EXCERPT PROVIDED
(This is part one of a four-part series. Read parts two, three, and four here.)

Software engineers spend most of their waking hours wading through the mud of their predecessors. Only a few are lucky enough to see green fields before conflict transforms the terrain; the rest are shipped to the front (end). There, they languish in trenches as shells of outages explode around them. Progress is usually glacial, though ground can be covered through heroic sprints.

But veterans do emerge, scarred and battle-hardened. They revel in relating their most daring exploits and bugfixes to new recruits. And just as individuals have learned individual lessons about writing code, our industry has learned collective lessons about software development at scale. It’s not always easy to see these larger trends when you’re on the ground — buried in bugs and focusing fire on features. DevOps is one of these larger trends. It’s the unification of two traditionally disparate worlds into one cohesive cycle. But it’s not some recent invention or fad; it’s the result of years of iteration, as engineers have cracked risk into progressively smaller chunks. Not every engineer experienced this process first-hand. And for those who missed the march towards continuous development, there may be gaps in understanding why or how we got here.

George Santayana wrote that “those who cannot remember the past are condemned to repeat it.” He was definitely not thinking about software when he wrote this, but he’s dead now, which means I can quote him out of context. Oh, the joys of Public Domain!

This series will be about the history of software development methodologies — especially where they intersect with traditional best practices. Think of it as The Silmarillion of Silicon Valley, except shorter and with more pictures. Before plunging into this rushing river of time, please note that the presented chronology is both theoretically complete and practically in progress. In other words, even though a term or process might have been coined, it always takes more time for Best Practices to trickle down to Real Products. And trickling down is where we’ll start.

Waterfall

When software development was still young, engineers modeled their work on the hardware world. This is an environment where making mistakes is expensive, so it made sense to iron out kinks before producing a thousand units of a thing. If a toy company, for example, decided that a stuffed moose should also provide witty political commentary, that discovery would need to happen before production started. Otherwise, they’d make thousands of silent moose units, and everybody knows those don’t sell.

In 1970, Dr. Winston Royce wrote an article called Managing the Development of Large Software Systems. This article outlined a process (shown below) that bore an eerie resemblance to the accepted methodology of the hardware world.

Screen Shot 2018-01-16 at 12.40.19 PM.png

or SSAPCTO for short

The process itself is comprised of several phases, each of which must be completed in its entirety before moving to the next phase — with the exception of minor iteration between adjacent phases. Royce never used the word waterfall anywhere in his paper; in fact, the original genius who attached this word to the process has been lost to history.

But everyone readily accepted it because it made sense: as waterfalls flow downward, so too do the phases of software development. And water does not (usually) travel upward — and then only when coerced. How brilliantly expressive! Never let it be said that software engineers do not have passionate, poetic cores.

DATA
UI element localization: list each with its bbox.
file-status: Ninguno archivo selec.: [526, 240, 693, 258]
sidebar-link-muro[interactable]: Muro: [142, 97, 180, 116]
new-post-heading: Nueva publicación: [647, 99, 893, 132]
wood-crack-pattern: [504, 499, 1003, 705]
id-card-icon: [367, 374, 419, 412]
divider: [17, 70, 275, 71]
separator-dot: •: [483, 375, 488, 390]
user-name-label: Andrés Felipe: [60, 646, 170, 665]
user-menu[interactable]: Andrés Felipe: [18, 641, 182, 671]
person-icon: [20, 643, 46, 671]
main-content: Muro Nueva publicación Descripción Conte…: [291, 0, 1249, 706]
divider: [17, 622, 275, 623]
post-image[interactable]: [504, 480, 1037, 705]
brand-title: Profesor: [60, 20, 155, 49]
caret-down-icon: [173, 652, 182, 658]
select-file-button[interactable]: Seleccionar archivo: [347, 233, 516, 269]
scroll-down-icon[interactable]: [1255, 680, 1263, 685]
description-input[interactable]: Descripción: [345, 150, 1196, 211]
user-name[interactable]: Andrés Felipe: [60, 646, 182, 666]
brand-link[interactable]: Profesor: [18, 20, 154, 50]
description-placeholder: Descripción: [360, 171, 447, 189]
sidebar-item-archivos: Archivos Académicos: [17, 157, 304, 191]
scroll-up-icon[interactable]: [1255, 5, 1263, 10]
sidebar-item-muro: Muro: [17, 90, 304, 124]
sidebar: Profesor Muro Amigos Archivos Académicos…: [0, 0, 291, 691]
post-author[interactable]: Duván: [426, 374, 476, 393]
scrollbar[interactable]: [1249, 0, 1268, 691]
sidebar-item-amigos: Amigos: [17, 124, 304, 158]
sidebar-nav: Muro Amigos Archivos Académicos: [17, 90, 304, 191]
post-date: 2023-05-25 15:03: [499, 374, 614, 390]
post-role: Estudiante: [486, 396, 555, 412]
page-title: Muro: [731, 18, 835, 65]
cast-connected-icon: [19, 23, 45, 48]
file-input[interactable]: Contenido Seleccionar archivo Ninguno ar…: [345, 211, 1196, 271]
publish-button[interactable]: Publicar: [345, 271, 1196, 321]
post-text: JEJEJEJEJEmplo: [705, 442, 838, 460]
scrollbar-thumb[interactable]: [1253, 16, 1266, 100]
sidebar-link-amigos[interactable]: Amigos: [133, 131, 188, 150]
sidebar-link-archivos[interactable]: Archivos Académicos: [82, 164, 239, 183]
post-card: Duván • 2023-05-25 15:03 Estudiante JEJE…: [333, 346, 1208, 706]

DIRECTIONS
**A)** Turn the paragraph of the software history piece that begins "When software development was still young" into a short bulleted list that keeps its main facts.
**B)** Using the software history piece, decide whether each statement is true. Answer yes or no, and quote the words that settle it.
(i) Royce's article appeared in 1970.
(ii) Royce's paper uses the word "waterfall."
(iii) DevOps is described as a recent fad.
**C)** Extend the software history piece, beginning right after its final sentence.
The material that comes after the software history piece is separate from it.

ANSWERS TO EACH TASK
**A)**
- Early software engineers based their work on the hardware world.
- In hardware, mistakes are expensive, so problems were fixed before mass production.
- Example: if a toy company wanted a stuffed moose to give witty political commentary, it had to decide that before production began.
- Otherwise it would produce thousands of silent moose units, which don't sell.

**B)**
(i) Yes: "In 1970, Dr. Winston Royce wrote an article called Managing the Development of Large Software Systems."
(ii) No: "Royce never used the word waterfall anywhere in his paper"
(iii) No: "But it’s not some recent invention or fad"

**C)**
Behold nature in all its Relatively Linear Sequential glory!

The intent behind the waterfall model was to create a methodical, unsurprising production cycle. Its advocates loudly proclaimed its strengths: it generates oodles of documentations before coding even begins; it delivers a Certain Something defined In Advance; it’s always easy to know how much work remains. In theory, these all sound wonderful, but waterfall development suffers when put into practice.

Under Pressure

While Royce believed in the waterfall model conceptually, he thought actual implementation was “risky and invited failure”. This is because of the method’s (in)famous inflexibility. The problem lies in getting each phase exactly right the first time. There is very little room to take lessons from the Testing Phase back to the Design Phase; this would undermine the very goals of waterfall development: predictability, certainty, consistency — all those gluey goodies that keep things slow and steady.

So waterfall development is, ironically, not very fluid. At scale, the model just doesn’t move quickly enough to leverage the speed of software or adapt to the market’s changing needs. And since the schedule reigns supreme, there’s often massive procrastination and subsequent death marches to keep the train on time.

WWRoyce.jpg “One does not simply develop software like hardware.” — Dr. Winston Royce

Like your grandparents, waterfall development is motivated by good intents but is kind of out of the technological loop. When projects stick to their waterfall guns, there is often a Grand Piling Up of work. In the software world, this can mean months of design and planning before any coding even happens. By the time it’s finished, the product might not even be relevant or even wanted!

Agile Minds

Software is built on hardware.

And early software took pointers from hardware because it didn’t know any better. So, software developers inherited a development strategy that just wasn’t a great fit for writing code. And as the world accelerated, companies realized they needed to be more nimble.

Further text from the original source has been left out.